--- start Excerpt provided ---
So in California – so California and Arizona have – I think are the furthest along in experimenting with the commission model. And in those states the commission is populated by citizens, so it’s – there are no legislatures on the commission at all. And that’s kind of the biggest process protection, I think, and the reason why independent commissions are so popular, because otherwise you’re stuck in the United States with the hen guarding – or the fox guarding the henhouse, right, where you have legislators who are drawing their own lines and there’s this inherent conflict of interest; whereas if you have non-legislators, citizens drawing the lines, they don’t have that same conflict of interest. They may have political preferences, but they don’t have that same conflict of interest in terms of their own job being protected by where the lines are drawn.
So that’s the theory. I think when you have independent commissions that don’t have any – where the legislature is taken out of the process, I think you also tend to see a lot of process fairness, so some of the transparency processes that I described where all the meetings are public, where there’s greater public input, where the input can be meaningful. So you see some of these process protections built into commission states as well.
And then I think also states are really experimenting with how to make the process more fair based on the rules that they apply, and this idea that you can’t favor or disfavor a political party is something that I think is going to be incredibly – I think people are going to be looking very closely at that this cycle, especially now that partisan gerrymandering claims have been ruled non-justiciable by the U.S. Supreme Court. So I think that’s where all the eyes are going to be.
--- end Excerpt provided ---
--- start Given material ---
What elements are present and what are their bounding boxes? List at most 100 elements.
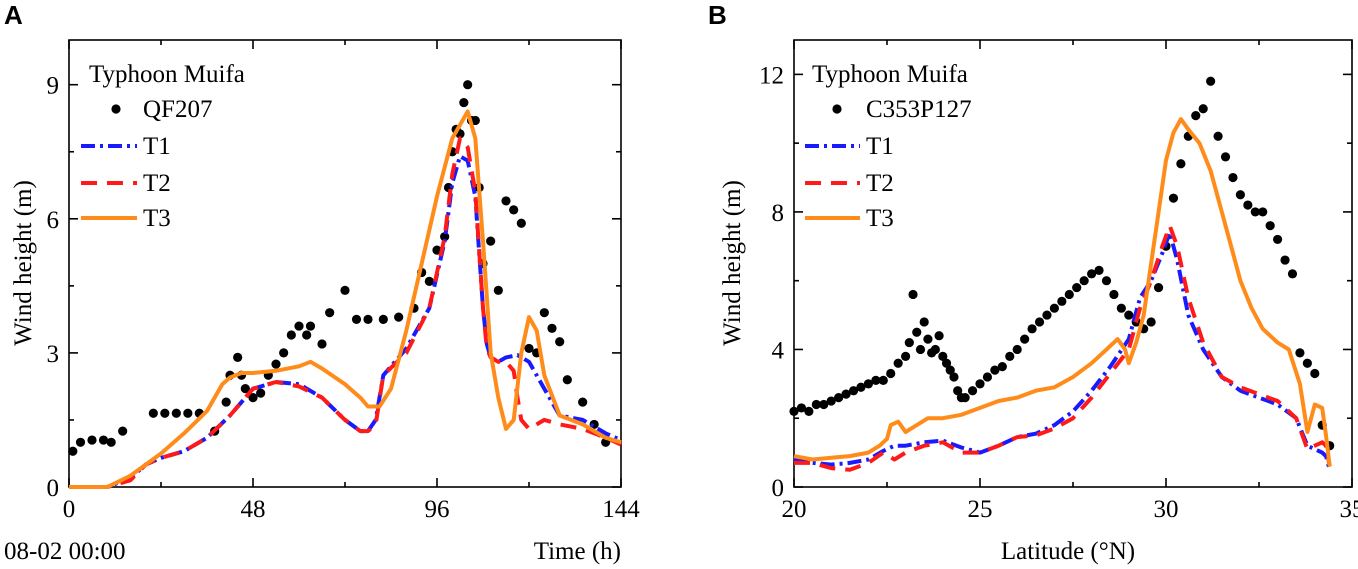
--- end Given material ---
**Direction:** In the remarks on redistricting commissions, which two states does the speaker name as furthest along in experimenting with the commission model?

**Solution to the problem:** California and Arizona.